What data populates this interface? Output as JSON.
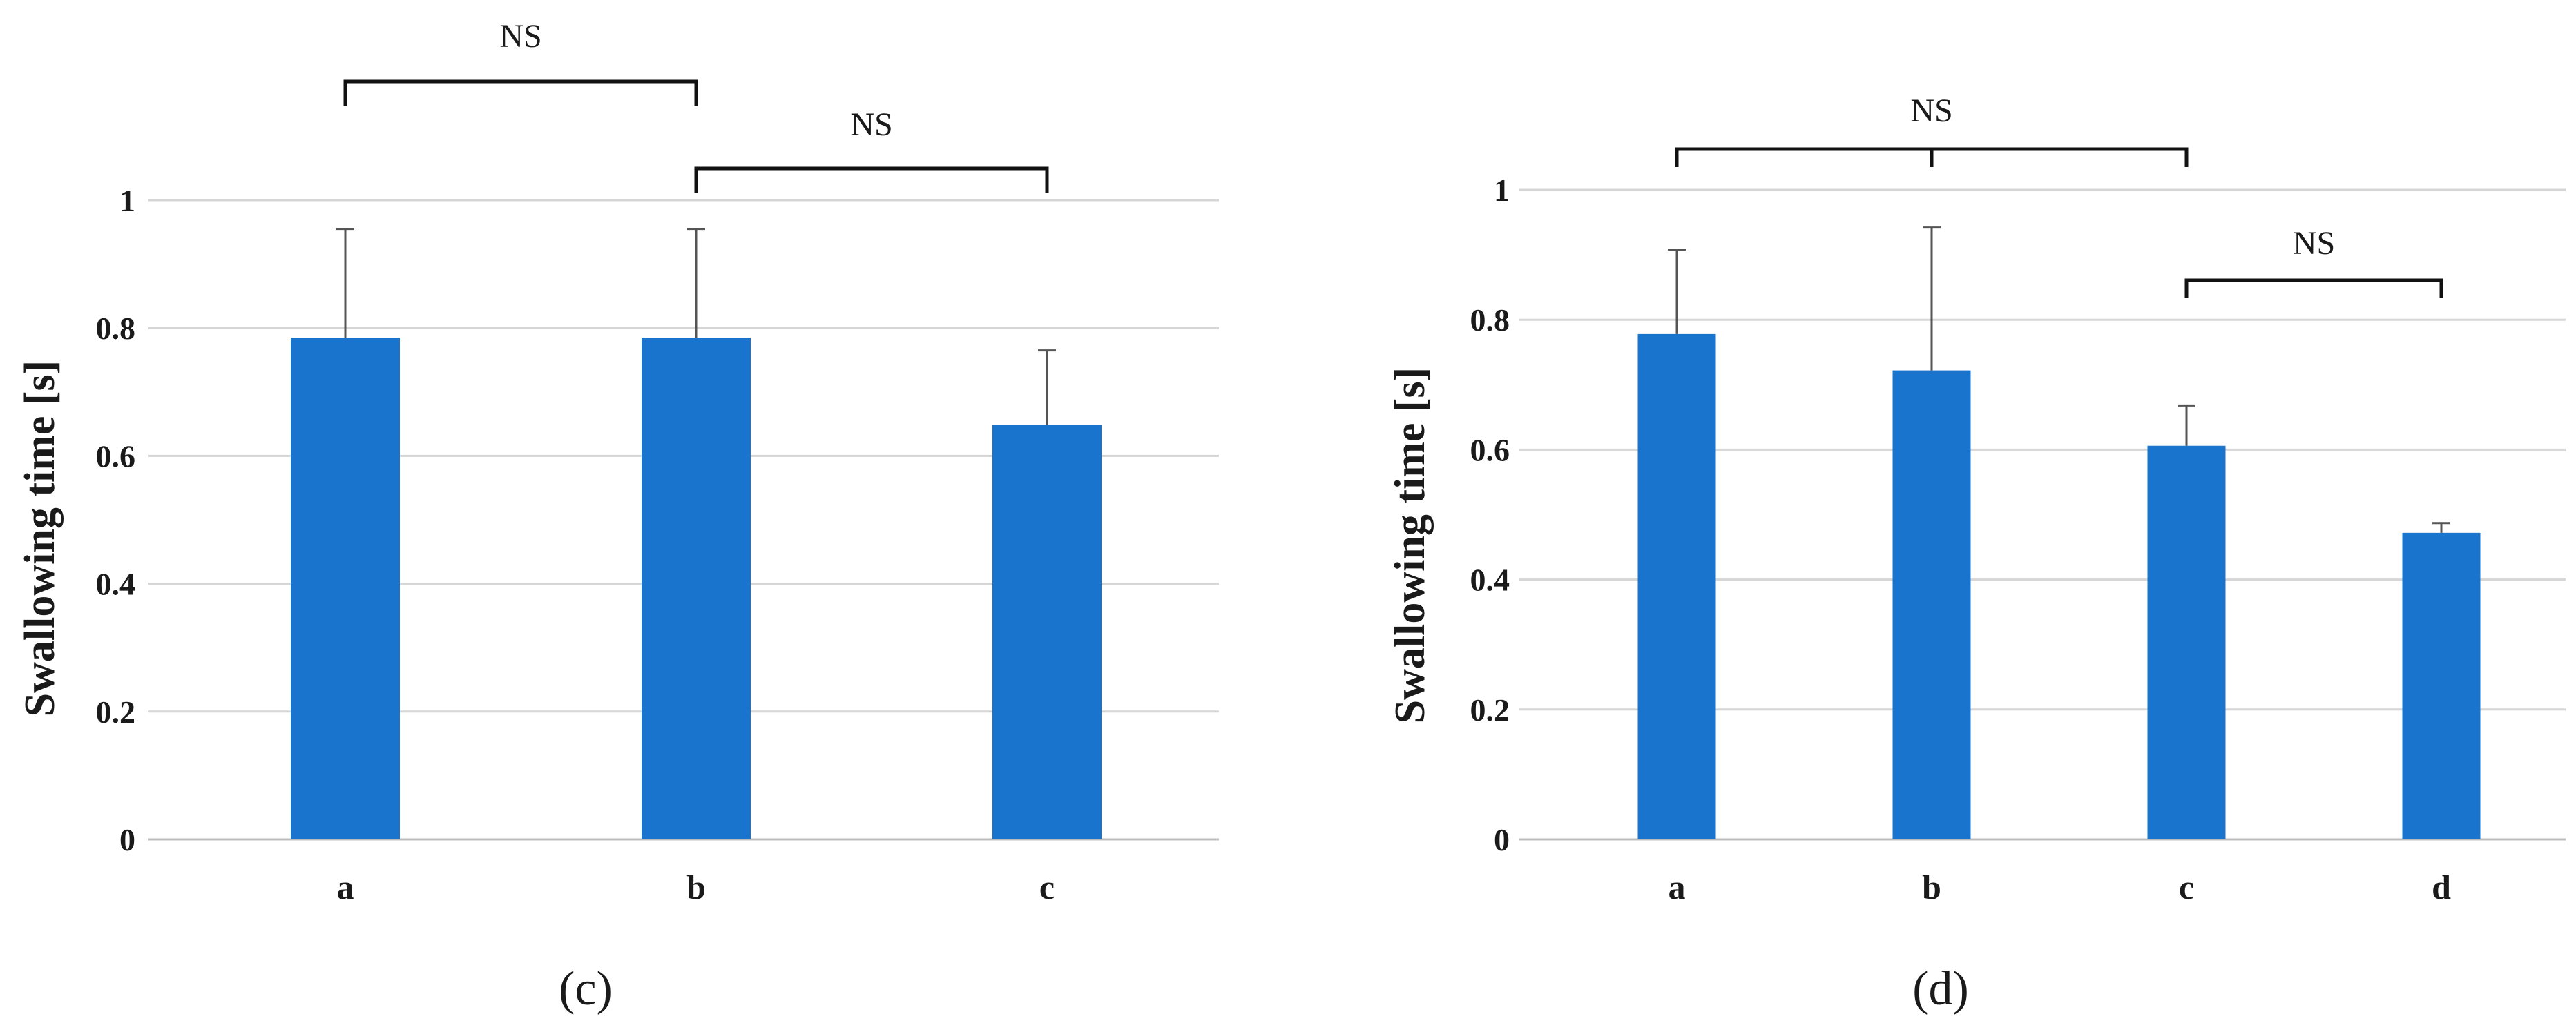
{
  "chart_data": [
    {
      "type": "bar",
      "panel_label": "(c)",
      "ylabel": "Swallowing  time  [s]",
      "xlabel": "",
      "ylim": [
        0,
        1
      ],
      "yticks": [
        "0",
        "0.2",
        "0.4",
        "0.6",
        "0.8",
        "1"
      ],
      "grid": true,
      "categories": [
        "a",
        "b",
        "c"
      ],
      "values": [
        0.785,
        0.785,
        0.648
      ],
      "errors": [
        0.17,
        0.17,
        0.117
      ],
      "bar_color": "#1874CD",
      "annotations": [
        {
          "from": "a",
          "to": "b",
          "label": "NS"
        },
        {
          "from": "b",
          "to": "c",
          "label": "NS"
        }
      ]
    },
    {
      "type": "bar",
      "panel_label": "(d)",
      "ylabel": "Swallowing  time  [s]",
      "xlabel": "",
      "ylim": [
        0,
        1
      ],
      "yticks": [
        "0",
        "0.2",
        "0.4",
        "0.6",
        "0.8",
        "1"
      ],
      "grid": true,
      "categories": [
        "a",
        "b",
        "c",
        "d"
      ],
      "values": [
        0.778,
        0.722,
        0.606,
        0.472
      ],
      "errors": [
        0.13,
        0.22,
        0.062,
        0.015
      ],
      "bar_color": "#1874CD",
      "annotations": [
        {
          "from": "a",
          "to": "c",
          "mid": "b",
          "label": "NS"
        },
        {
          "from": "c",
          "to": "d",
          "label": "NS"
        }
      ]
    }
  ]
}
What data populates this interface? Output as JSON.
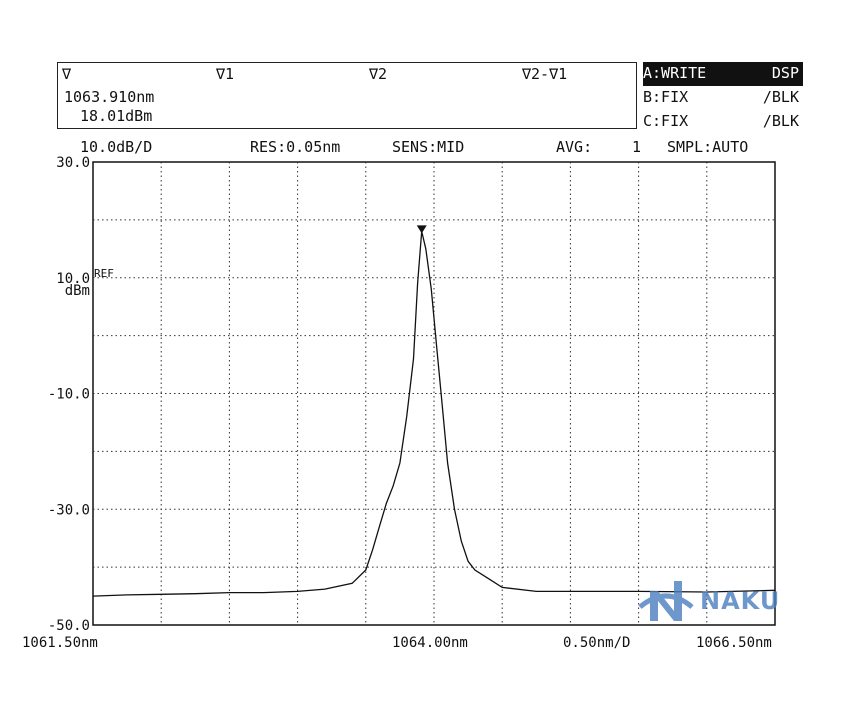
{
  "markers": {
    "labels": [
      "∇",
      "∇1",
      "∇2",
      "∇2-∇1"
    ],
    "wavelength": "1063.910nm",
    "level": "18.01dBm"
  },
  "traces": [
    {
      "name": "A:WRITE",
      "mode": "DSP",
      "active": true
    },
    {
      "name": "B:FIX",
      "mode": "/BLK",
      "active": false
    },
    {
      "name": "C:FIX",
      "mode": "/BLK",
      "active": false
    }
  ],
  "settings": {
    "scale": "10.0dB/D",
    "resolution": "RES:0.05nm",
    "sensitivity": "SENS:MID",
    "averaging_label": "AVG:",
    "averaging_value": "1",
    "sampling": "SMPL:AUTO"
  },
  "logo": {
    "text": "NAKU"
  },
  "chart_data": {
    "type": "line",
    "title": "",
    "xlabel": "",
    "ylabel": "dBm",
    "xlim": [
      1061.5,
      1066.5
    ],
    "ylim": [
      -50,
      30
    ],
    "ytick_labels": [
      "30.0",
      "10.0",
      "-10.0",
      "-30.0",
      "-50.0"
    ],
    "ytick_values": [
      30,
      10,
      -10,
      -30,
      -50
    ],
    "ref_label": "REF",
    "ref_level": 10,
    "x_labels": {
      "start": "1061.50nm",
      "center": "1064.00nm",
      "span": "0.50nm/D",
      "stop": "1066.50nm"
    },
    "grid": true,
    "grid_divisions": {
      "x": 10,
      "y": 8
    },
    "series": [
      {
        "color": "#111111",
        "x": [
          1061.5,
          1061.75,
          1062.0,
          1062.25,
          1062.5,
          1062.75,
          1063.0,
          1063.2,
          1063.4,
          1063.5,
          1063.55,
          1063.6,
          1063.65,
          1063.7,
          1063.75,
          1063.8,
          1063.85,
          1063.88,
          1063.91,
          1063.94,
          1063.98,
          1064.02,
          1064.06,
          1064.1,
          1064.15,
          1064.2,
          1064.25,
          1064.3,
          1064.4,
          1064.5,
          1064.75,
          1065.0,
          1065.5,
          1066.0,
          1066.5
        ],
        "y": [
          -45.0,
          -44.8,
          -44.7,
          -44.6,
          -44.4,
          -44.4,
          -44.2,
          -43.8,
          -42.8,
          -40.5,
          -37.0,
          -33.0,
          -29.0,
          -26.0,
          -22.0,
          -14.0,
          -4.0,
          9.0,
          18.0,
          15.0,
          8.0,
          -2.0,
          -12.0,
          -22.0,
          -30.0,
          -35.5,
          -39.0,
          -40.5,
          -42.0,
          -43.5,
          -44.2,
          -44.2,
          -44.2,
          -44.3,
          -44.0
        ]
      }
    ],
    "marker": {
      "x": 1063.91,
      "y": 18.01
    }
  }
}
################
[DESCRIPTION OF THE TASK]: Reproduce the whole listing word for word, setting aside any pictures.

[SOLUTION]:
What data populates this interface? Output as JSON.
{
  "chart_data": [
    {
      "type": "bar",
      "panel_label": "(c)",
      "ylabel": "Swallowing  time  [s]",
      "xlabel": "",
      "ylim": [
        0,
        1
      ],
      "yticks": [
        "0",
        "0.2",
        "0.4",
        "0.6",
        "0.8",
        "1"
      ],
      "grid": true,
      "categories": [
        "a",
        "b",
        "c"
      ],
      "values": [
        0.785,
        0.785,
        0.648
      ],
      "errors": [
        0.17,
        0.17,
        0.117
      ],
      "bar_color": "#1874CD",
      "annotations": [
        {
          "from": "a",
          "to": "b",
          "label": "NS"
        },
        {
          "from": "b",
          "to": "c",
          "label": "NS"
        }
      ]
    },
    {
      "type": "bar",
      "panel_label": "(d)",
      "ylabel": "Swallowing  time  [s]",
      "xlabel": "",
      "ylim": [
        0,
        1
      ],
      "yticks": [
        "0",
        "0.2",
        "0.4",
        "0.6",
        "0.8",
        "1"
      ],
      "grid": true,
      "categories": [
        "a",
        "b",
        "c",
        "d"
      ],
      "values": [
        0.778,
        0.722,
        0.606,
        0.472
      ],
      "errors": [
        0.13,
        0.22,
        0.062,
        0.015
      ],
      "bar_color": "#1874CD",
      "annotations": [
        {
          "from": "a",
          "to": "c",
          "mid": "b",
          "label": "NS"
        },
        {
          "from": "c",
          "to": "d",
          "label": "NS"
        }
      ]
    }
  ]
}
What data populates this interface? Output as JSON.
{
  "markers": {
    "labels": [
      "∇",
      "∇1",
      "∇2",
      "∇2-∇1"
    ],
    "wavelength": "1063.910nm",
    "level": "18.01dBm"
  },
  "traces": [
    {
      "name": "A:WRITE",
      "mode": "DSP",
      "active": true
    },
    {
      "name": "B:FIX",
      "mode": "/BLK",
      "active": false
    },
    {
      "name": "C:FIX",
      "mode": "/BLK",
      "active": false
    }
  ],
  "settings": {
    "scale": "10.0dB/D",
    "resolution": "RES:0.05nm",
    "sensitivity": "SENS:MID",
    "averaging_label": "AVG:",
    "averaging_value": "1",
    "sampling": "SMPL:AUTO"
  },
  "logo": {
    "text": "NAKU"
  },
  "chart_data": {
    "type": "line",
    "title": "",
    "xlabel": "",
    "ylabel": "dBm",
    "xlim": [
      1061.5,
      1066.5
    ],
    "ylim": [
      -50,
      30
    ],
    "ytick_labels": [
      "30.0",
      "10.0",
      "-10.0",
      "-30.0",
      "-50.0"
    ],
    "ytick_values": [
      30,
      10,
      -10,
      -30,
      -50
    ],
    "ref_label": "REF",
    "ref_level": 10,
    "x_labels": {
      "start": "1061.50nm",
      "center": "1064.00nm",
      "span": "0.50nm/D",
      "stop": "1066.50nm"
    },
    "grid": true,
    "grid_divisions": {
      "x": 10,
      "y": 8
    },
    "series": [
      {
        "color": "#111111",
        "x": [
          1061.5,
          1061.75,
          1062.0,
          1062.25,
          1062.5,
          1062.75,
          1063.0,
          1063.2,
          1063.4,
          1063.5,
          1063.55,
          1063.6,
          1063.65,
          1063.7,
          1063.75,
          1063.8,
          1063.85,
          1063.88,
          1063.91,
          1063.94,
          1063.98,
          1064.02,
          1064.06,
          1064.1,
          1064.15,
          1064.2,
          1064.25,
          1064.3,
          1064.4,
          1064.5,
          1064.75,
          1065.0,
          1065.5,
          1066.0,
          1066.5
        ],
        "y": [
          -45.0,
          -44.8,
          -44.7,
          -44.6,
          -44.4,
          -44.4,
          -44.2,
          -43.8,
          -42.8,
          -40.5,
          -37.0,
          -33.0,
          -29.0,
          -26.0,
          -22.0,
          -14.0,
          -4.0,
          9.0,
          18.0,
          15.0,
          8.0,
          -2.0,
          -12.0,
          -22.0,
          -30.0,
          -35.5,
          -39.0,
          -40.5,
          -42.0,
          -43.5,
          -44.2,
          -44.2,
          -44.2,
          -44.3,
          -44.0
        ]
      }
    ],
    "marker": {
      "x": 1063.91,
      "y": 18.01
    }
  }
}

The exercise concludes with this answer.